*EXERCISE PROMPT*. Write out the listing below in full and exactly, leaving out every picture.

[Chart and figure data]
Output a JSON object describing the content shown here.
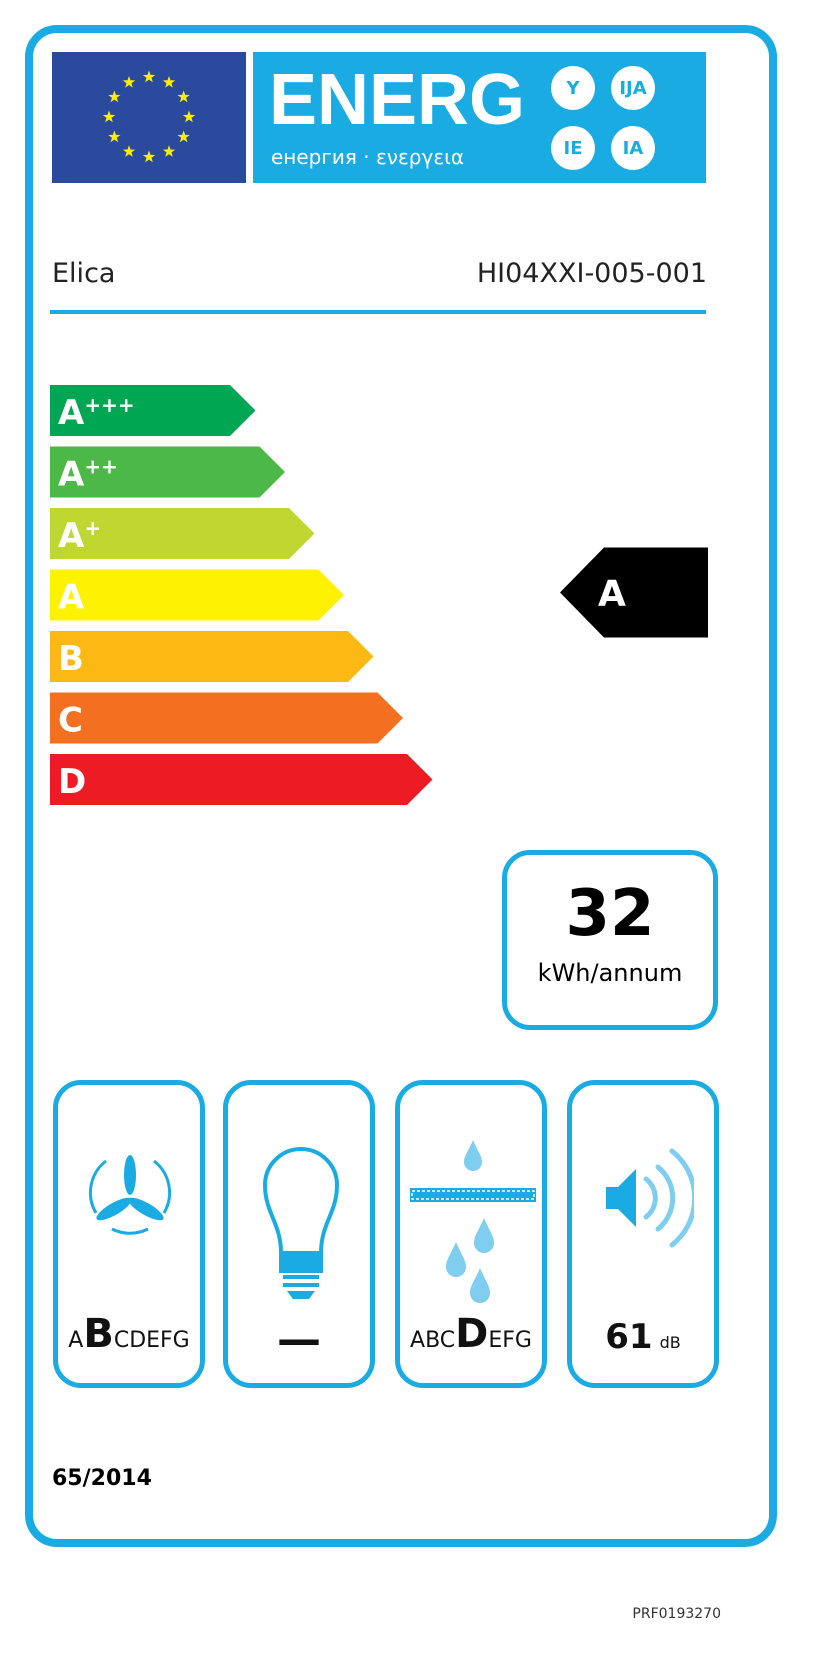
{
  "header": {
    "energy_title": "ENERG",
    "energy_subtitle": "енергия · ενεργεια",
    "suffixes": [
      "Y",
      "IJA",
      "IE",
      "IA"
    ]
  },
  "supplier": "Elica",
  "model": "HI04XXI-005-001",
  "classes": [
    {
      "label": "A",
      "sup": "+++",
      "color": "#00a651"
    },
    {
      "label": "A",
      "sup": "++",
      "color": "#4cb848"
    },
    {
      "label": "A",
      "sup": "+",
      "color": "#bfd730"
    },
    {
      "label": "A",
      "sup": "",
      "color": "#fff200"
    },
    {
      "label": "B",
      "sup": "",
      "color": "#fdb913"
    },
    {
      "label": "C",
      "sup": "",
      "color": "#f37021"
    },
    {
      "label": "D",
      "sup": "",
      "color": "#ed1c24"
    }
  ],
  "rating": {
    "class": "A",
    "color": "#000000"
  },
  "consumption": {
    "value": "32",
    "unit": "kWh/annum"
  },
  "fluid_dynamic": {
    "pre": "A",
    "selected": "B",
    "post": "CDEFG"
  },
  "lighting": {
    "value": "—"
  },
  "grease_filtering": {
    "pre": "ABC",
    "selected": "D",
    "post": "EFG"
  },
  "noise": {
    "value": "61",
    "unit": "dB"
  },
  "regulation": "65/2014",
  "code": "PRF0193270",
  "colors": {
    "accent": "#1aabe3",
    "eu_blue": "#2a4a9e",
    "star": "#ffed00"
  }
}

*REPLY TO THE TASK*.
Output a JSON object describing the content shown here.
{
  "header": {
    "energy_title": "ENERG",
    "energy_subtitle": "енергия · ενεργεια",
    "suffixes": [
      "Y",
      "IJA",
      "IE",
      "IA"
    ]
  },
  "supplier": "Elica",
  "model": "HI04XXI-005-001",
  "classes": [
    {
      "label": "A",
      "sup": "+++",
      "color": "#00a651"
    },
    {
      "label": "A",
      "sup": "++",
      "color": "#4cb848"
    },
    {
      "label": "A",
      "sup": "+",
      "color": "#bfd730"
    },
    {
      "label": "A",
      "sup": "",
      "color": "#fff200"
    },
    {
      "label": "B",
      "sup": "",
      "color": "#fdb913"
    },
    {
      "label": "C",
      "sup": "",
      "color": "#f37021"
    },
    {
      "label": "D",
      "sup": "",
      "color": "#ed1c24"
    }
  ],
  "rating": {
    "class": "A",
    "color": "#000000"
  },
  "consumption": {
    "value": "32",
    "unit": "kWh/annum"
  },
  "fluid_dynamic": {
    "pre": "A",
    "selected": "B",
    "post": "CDEFG"
  },
  "lighting": {
    "value": "—"
  },
  "grease_filtering": {
    "pre": "ABC",
    "selected": "D",
    "post": "EFG"
  },
  "noise": {
    "value": "61",
    "unit": "dB"
  },
  "regulation": "65/2014",
  "code": "PRF0193270",
  "colors": {
    "accent": "#1aabe3",
    "eu_blue": "#2a4a9e",
    "star": "#ffed00"
  }
}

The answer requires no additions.